■ Aim of the task ■
A line counts if it contains the string "owner"; say how many such lines there are, giving only the number.
##### Rows
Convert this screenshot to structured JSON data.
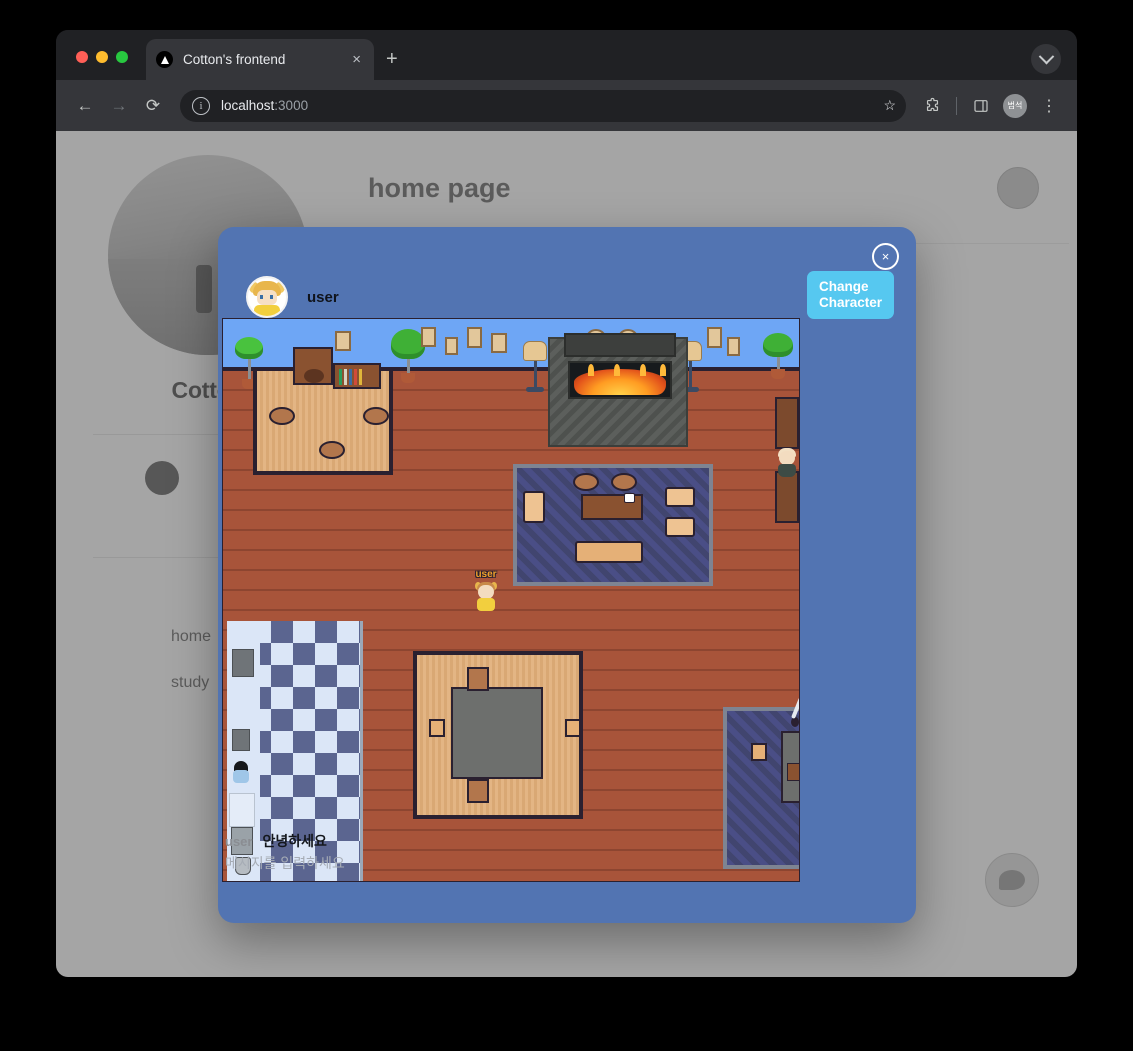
{
  "browser": {
    "tab": {
      "title": "Cotton's frontend",
      "favicon": "vercel-triangle-icon",
      "close": "×"
    },
    "new_tab_label": "+",
    "window_expand": "chevron-down-icon",
    "nav": {
      "back": "←",
      "forward": "→",
      "reload": "⟳"
    },
    "omnibox": {
      "info_icon": "i",
      "url_host": "localhost",
      "url_port": ":3000",
      "star": "☆"
    },
    "toolbar_icons": {
      "extensions": "puzzle-icon",
      "side_panel": "side-panel-icon",
      "profile_initials": "범석",
      "menu": "⋮"
    }
  },
  "page": {
    "title": "home page",
    "site_name": "Cotton",
    "nav_links": [
      "home",
      "study"
    ],
    "social": [
      "github-icon",
      "dribbble-icon"
    ],
    "fab": "chat-bubble-icon",
    "avatar": "user-avatar"
  },
  "modal": {
    "close_label": "×",
    "user_name": "user",
    "avatar": "character-avatar",
    "change_character_line1": "Change",
    "change_character_line2": "Character",
    "accent_color": "#56c8f0",
    "background_color": "#5274b2"
  },
  "game": {
    "player_name": "user",
    "npc_name": "",
    "chat": {
      "sender": "user",
      "message": "안녕하세요",
      "input_placeholder": "메시지를 입력하세요"
    }
  }
}
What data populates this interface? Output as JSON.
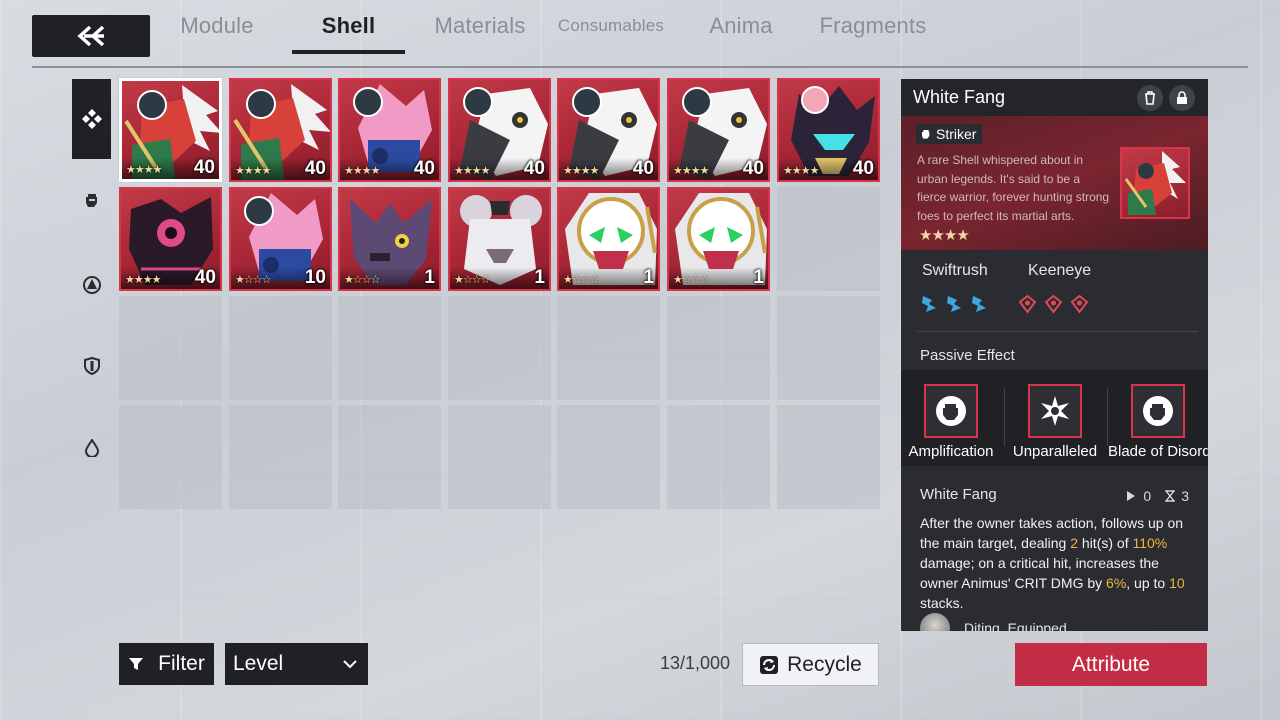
{
  "colors": {
    "accent": "#c22c44",
    "card_red": "#a82636",
    "dark": "#1f2126",
    "highlight": "#f0b43a"
  },
  "tabs": [
    {
      "label": "Module",
      "active": false
    },
    {
      "label": "Shell",
      "active": true
    },
    {
      "label": "Materials",
      "active": false
    },
    {
      "label": "Consumables",
      "active": false
    },
    {
      "label": "Anima",
      "active": false
    },
    {
      "label": "Fragments",
      "active": false
    }
  ],
  "sidebar": [
    "all-icon",
    "striker-icon",
    "target-icon",
    "shield-icon",
    "drop-icon"
  ],
  "cards": [
    {
      "stars": "★★★★",
      "level": "40",
      "selected": true,
      "art": "white-fang"
    },
    {
      "stars": "★★★★",
      "level": "40",
      "selected": false,
      "art": "white-fang"
    },
    {
      "stars": "★★★★",
      "level": "40",
      "selected": false,
      "art": "pink-cat"
    },
    {
      "stars": "★★★★",
      "level": "40",
      "selected": false,
      "art": "white-wolf"
    },
    {
      "stars": "★★★★",
      "level": "40",
      "selected": false,
      "art": "white-wolf"
    },
    {
      "stars": "★★★★",
      "level": "40",
      "selected": false,
      "art": "white-wolf"
    },
    {
      "stars": "★★★★",
      "level": "40",
      "selected": false,
      "art": "dark-cat"
    },
    {
      "stars": "★★★★",
      "level": "40",
      "selected": false,
      "art": "dark-dragon"
    },
    {
      "stars": "★☆☆☆",
      "level": "10",
      "selected": false,
      "art": "pink-cat"
    },
    {
      "stars": "★☆☆☆",
      "level": "1",
      "selected": false,
      "art": "purple-bat"
    },
    {
      "stars": "★☆☆☆",
      "level": "1",
      "selected": false,
      "art": "white-mouse"
    },
    {
      "stars": "★☆☆☆",
      "level": "1",
      "selected": false,
      "art": "green-eye"
    },
    {
      "stars": "★☆☆☆",
      "level": "1",
      "selected": false,
      "art": "green-eye"
    }
  ],
  "footer": {
    "filter_label": "Filter",
    "sort_label": "Level",
    "count": "13/1,000",
    "recycle_label": "Recycle",
    "attribute_label": "Attribute"
  },
  "detail": {
    "name": "White Fang",
    "type": "Striker",
    "description": "A rare Shell whispered about in urban legends. It's said to be a fierce warrior, forever hunting strong foes to perfect its martial arts.",
    "stars": "★★★★",
    "trait1": {
      "name": "Swiftrush",
      "count": 3
    },
    "trait2": {
      "name": "Keeneye",
      "count": 3
    },
    "passive_title": "Passive Effect",
    "passives": [
      "Amplification",
      "Unparalleled",
      "Blade of Disorder"
    ],
    "skill": {
      "name": "White Fang",
      "uses": "0",
      "cooldown": "3",
      "text_1": "After the owner takes action, follows up on the main target, dealing ",
      "hits": "2",
      "text_2": " hit(s) of ",
      "pct": "110%",
      "text_3": " damage; on a critical hit, increases the owner Animus' CRIT DMG by ",
      "crit": "6%",
      "text_4": ", up to ",
      "stacks": "10",
      "text_5": " stacks."
    },
    "owner": {
      "name": "Diting",
      "status": "Equipped"
    }
  }
}
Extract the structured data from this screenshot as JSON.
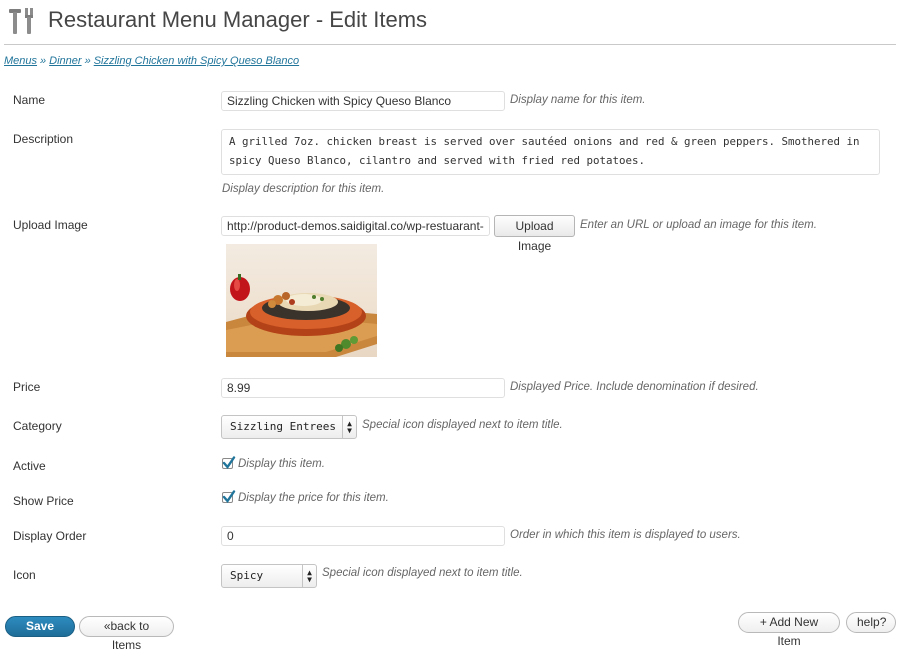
{
  "header": {
    "title": "Restaurant Menu Manager - Edit Items",
    "icon": "tools-icon"
  },
  "breadcrumb": {
    "items": [
      "Menus",
      "Dinner",
      "Sizzling Chicken with Spicy Queso Blanco"
    ],
    "separator": "»"
  },
  "form": {
    "name": {
      "label": "Name",
      "value": "Sizzling Chicken with Spicy Queso Blanco",
      "hint": "Display name for this item."
    },
    "description": {
      "label": "Description",
      "value": "A grilled 7oz. chicken breast is served over sautéed onions and red & green peppers. Smothered in spicy Queso Blanco, cilantro and served with fried red potatoes.",
      "hint": "Display description for this item."
    },
    "upload_image": {
      "label": "Upload Image",
      "value": "http://product-demos.saidigital.co/wp-restuarant-me",
      "button": "Upload Image",
      "hint": "Enter an URL or upload an image for this item."
    },
    "price": {
      "label": "Price",
      "value": "8.99",
      "hint": "Displayed Price. Include denomination if desired."
    },
    "category": {
      "label": "Category",
      "selected": "Sizzling Entrees",
      "hint": "Special icon displayed next to item title."
    },
    "active": {
      "label": "Active",
      "checked": true,
      "hint": "Display this item."
    },
    "show_price": {
      "label": "Show Price",
      "checked": true,
      "hint": "Display the price for this item."
    },
    "display_order": {
      "label": "Display Order",
      "value": "0",
      "hint": "Order in which this item is displayed to users."
    },
    "icon": {
      "label": "Icon",
      "selected": "Spicy",
      "hint": "Special icon displayed next to item title."
    }
  },
  "buttons": {
    "save": "Save Item",
    "back": "«back to Items",
    "add_new": "+ Add New Item",
    "help": "help?"
  },
  "colors": {
    "link": "#21759b",
    "primary_button": "#21759b",
    "checkbox_check": "#21759b"
  }
}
##########
■ Output ■
3